§ EXERCISE BRIEF
From the entries that follow, list every line in which the string "famous" appears.

[A run of records]
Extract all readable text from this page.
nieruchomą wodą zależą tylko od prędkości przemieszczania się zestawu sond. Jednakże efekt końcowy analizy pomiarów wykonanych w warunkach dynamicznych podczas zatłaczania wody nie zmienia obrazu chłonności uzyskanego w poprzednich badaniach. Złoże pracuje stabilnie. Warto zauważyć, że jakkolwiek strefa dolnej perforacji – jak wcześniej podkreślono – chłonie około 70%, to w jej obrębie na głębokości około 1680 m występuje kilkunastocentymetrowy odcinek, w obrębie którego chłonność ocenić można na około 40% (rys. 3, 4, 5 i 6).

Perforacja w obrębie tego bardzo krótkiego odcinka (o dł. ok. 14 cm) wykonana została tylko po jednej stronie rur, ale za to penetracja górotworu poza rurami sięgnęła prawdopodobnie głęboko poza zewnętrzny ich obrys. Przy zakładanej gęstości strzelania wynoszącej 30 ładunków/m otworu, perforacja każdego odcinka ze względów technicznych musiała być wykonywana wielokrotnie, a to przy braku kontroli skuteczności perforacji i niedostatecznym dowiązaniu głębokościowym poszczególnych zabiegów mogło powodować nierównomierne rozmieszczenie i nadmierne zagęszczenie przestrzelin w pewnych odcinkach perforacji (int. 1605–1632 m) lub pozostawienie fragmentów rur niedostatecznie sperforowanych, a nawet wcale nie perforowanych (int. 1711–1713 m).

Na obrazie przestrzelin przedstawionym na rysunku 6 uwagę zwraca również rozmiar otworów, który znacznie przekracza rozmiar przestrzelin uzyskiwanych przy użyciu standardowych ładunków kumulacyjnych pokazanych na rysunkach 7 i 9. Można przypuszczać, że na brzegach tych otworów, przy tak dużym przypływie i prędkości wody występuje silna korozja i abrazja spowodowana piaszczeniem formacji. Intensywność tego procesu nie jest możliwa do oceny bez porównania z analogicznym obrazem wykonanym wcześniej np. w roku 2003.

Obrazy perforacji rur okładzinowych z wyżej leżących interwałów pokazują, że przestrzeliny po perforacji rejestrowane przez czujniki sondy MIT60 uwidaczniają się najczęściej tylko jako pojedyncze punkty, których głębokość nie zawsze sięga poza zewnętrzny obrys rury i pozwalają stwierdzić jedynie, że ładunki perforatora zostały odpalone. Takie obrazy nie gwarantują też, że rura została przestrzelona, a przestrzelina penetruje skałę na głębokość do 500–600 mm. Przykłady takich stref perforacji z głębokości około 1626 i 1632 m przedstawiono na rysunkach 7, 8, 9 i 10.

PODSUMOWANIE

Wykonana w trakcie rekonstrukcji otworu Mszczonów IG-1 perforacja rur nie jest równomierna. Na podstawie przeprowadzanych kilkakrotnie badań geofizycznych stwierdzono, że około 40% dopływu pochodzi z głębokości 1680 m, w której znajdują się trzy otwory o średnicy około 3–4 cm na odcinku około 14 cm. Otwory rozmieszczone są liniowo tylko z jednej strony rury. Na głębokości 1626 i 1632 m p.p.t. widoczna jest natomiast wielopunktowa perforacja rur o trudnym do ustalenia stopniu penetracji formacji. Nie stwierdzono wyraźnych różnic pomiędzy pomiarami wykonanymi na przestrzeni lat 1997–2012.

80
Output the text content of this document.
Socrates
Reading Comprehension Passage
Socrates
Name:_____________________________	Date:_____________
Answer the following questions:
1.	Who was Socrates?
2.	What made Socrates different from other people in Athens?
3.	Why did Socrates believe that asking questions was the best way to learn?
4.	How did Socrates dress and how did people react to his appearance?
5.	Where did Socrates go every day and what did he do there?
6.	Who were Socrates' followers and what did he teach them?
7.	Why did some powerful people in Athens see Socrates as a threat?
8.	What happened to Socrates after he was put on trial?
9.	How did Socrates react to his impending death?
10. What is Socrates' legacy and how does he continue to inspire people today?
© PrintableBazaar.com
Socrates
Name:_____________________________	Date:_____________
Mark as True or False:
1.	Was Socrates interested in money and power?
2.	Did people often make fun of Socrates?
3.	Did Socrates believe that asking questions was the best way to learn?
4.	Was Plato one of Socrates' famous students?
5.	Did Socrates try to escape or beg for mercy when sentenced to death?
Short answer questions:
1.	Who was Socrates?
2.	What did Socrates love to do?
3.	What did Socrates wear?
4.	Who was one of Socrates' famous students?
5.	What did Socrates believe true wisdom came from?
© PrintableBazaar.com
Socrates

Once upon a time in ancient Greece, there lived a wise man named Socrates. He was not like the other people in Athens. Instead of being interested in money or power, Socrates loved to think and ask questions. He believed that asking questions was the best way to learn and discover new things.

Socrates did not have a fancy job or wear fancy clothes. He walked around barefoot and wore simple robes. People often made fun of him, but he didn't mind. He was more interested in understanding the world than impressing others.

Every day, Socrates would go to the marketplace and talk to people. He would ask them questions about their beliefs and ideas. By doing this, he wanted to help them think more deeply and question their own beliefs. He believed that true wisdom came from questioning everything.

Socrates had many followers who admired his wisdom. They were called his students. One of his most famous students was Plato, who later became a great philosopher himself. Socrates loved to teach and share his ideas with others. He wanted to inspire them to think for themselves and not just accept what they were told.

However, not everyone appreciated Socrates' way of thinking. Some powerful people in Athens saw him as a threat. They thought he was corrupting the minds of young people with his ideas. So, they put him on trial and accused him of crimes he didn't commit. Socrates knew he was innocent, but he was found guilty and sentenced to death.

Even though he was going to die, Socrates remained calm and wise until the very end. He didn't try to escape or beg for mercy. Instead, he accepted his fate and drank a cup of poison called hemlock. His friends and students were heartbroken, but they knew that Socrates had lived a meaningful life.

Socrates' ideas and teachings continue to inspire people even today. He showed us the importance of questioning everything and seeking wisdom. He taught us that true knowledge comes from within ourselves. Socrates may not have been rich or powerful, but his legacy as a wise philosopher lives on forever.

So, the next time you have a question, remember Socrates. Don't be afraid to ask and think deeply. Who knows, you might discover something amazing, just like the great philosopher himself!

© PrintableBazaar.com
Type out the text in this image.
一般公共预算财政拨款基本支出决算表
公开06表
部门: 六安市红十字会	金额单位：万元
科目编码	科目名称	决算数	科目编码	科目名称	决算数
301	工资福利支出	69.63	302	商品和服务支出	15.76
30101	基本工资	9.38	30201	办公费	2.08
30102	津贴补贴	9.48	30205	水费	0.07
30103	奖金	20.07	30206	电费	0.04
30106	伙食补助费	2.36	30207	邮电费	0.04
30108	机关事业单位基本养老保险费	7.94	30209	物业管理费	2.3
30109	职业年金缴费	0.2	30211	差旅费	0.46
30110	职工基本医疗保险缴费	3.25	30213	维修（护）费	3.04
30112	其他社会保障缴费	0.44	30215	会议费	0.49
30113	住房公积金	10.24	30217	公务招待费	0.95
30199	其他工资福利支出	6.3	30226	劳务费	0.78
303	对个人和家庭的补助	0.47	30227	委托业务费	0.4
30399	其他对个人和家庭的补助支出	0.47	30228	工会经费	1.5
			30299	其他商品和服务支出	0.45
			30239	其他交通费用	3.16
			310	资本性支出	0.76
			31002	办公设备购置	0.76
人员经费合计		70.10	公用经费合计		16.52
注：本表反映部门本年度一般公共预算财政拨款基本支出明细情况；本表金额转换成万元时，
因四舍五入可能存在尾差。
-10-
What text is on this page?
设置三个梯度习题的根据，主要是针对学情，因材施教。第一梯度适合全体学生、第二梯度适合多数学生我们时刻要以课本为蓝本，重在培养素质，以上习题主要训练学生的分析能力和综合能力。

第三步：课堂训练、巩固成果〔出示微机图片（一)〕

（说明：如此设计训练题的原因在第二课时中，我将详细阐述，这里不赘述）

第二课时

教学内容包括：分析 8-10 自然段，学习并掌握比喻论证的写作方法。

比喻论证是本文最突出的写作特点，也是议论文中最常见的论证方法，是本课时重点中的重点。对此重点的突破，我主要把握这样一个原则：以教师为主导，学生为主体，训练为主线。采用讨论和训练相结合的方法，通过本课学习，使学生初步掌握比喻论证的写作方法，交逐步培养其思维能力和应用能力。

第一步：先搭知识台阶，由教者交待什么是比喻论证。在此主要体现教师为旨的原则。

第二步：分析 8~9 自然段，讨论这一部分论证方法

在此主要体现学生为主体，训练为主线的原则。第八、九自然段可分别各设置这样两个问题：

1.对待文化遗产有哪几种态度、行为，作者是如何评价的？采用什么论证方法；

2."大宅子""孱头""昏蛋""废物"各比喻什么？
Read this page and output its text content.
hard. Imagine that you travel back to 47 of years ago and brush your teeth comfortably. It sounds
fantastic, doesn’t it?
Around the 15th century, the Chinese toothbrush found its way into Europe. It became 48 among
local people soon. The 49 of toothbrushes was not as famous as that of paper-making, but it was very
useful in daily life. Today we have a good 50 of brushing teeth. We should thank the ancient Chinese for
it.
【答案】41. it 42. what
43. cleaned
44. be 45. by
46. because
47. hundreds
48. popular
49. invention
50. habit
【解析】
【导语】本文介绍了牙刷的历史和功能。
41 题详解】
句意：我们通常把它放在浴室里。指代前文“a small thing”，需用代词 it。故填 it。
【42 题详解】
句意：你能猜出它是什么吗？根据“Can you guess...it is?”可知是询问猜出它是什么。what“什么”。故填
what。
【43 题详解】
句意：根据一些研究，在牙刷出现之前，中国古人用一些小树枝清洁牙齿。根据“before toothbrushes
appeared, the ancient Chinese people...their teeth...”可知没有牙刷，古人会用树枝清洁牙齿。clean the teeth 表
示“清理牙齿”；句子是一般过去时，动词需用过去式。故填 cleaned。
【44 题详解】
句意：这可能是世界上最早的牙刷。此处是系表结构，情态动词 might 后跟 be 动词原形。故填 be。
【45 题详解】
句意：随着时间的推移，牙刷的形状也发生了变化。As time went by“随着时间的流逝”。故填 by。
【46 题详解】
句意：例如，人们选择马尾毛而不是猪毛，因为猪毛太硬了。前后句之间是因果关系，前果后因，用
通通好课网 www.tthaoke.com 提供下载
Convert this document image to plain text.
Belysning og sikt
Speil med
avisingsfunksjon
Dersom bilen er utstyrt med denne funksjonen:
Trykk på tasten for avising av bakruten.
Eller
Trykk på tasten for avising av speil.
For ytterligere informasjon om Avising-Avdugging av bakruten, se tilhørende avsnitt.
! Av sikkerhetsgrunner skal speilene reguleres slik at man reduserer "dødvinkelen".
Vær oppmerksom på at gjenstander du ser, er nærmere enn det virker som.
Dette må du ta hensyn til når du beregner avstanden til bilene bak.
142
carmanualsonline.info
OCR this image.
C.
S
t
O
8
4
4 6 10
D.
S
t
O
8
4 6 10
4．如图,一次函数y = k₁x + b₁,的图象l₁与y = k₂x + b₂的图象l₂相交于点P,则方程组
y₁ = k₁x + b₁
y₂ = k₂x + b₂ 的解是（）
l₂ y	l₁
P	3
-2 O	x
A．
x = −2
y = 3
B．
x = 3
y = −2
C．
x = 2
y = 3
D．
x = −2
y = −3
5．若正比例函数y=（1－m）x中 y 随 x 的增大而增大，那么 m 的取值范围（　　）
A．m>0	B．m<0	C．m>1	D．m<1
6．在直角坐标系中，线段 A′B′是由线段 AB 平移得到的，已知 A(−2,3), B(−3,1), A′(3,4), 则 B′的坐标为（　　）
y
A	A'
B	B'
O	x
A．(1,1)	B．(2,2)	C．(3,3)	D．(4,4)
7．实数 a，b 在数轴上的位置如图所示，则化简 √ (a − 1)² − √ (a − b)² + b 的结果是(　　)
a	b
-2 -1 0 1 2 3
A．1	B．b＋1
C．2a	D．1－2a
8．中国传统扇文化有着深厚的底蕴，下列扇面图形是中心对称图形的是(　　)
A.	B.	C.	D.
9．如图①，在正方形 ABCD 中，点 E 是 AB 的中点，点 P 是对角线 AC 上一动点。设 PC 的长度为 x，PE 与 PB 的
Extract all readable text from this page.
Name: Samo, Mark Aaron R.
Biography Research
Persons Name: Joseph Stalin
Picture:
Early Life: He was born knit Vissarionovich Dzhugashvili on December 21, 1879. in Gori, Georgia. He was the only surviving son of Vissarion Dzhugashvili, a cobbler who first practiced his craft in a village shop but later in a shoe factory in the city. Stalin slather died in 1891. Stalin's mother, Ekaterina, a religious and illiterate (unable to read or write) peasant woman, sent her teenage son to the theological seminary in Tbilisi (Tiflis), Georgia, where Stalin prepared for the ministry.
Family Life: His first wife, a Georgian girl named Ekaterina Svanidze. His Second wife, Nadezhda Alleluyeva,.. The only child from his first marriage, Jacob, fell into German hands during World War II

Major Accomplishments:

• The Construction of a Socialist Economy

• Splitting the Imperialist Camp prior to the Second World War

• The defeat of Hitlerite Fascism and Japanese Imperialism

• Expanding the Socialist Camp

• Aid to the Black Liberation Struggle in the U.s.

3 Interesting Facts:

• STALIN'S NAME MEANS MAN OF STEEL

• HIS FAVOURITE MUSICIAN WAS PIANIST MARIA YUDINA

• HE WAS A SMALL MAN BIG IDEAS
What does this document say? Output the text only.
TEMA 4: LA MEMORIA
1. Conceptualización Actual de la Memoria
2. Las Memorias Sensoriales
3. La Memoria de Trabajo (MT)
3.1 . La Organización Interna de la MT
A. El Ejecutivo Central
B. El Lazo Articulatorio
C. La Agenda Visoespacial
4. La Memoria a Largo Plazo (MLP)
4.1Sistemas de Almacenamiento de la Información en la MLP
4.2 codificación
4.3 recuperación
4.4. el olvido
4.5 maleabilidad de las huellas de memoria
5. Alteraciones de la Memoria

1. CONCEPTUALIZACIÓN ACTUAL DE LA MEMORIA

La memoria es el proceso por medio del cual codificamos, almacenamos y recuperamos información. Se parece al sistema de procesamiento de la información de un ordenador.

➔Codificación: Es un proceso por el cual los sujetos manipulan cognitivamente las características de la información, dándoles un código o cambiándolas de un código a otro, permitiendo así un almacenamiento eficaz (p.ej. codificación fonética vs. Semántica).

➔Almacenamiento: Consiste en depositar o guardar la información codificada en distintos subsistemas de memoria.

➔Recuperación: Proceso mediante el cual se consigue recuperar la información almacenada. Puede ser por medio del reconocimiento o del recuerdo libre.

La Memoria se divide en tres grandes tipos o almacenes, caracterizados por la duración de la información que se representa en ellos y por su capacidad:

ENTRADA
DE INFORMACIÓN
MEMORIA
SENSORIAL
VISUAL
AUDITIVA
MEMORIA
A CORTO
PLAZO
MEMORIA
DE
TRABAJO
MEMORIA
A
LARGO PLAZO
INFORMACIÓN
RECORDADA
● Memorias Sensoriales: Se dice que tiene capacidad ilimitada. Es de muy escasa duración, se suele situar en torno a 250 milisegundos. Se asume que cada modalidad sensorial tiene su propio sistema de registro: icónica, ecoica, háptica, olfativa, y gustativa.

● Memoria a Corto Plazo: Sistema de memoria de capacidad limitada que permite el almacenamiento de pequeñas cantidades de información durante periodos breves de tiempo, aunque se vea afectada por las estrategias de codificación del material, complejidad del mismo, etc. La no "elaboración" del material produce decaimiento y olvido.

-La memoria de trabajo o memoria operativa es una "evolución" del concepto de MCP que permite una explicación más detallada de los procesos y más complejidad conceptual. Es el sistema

§ FULL ANSWER
4.	Was Plato one of Socrates' famous students?
4.	Who was one of Socrates' famous students?
Socrates had many followers who admired his wisdom. They were called his students. One of his most famous students was Plato, who later became a great philosopher himself. Socrates loved to teach and share his ideas with others. He wanted to inspire them to think for themselves and not just accept what they were told.
local people soon. The 49 of toothbrushes was not as famous as that of paper-making, but it was very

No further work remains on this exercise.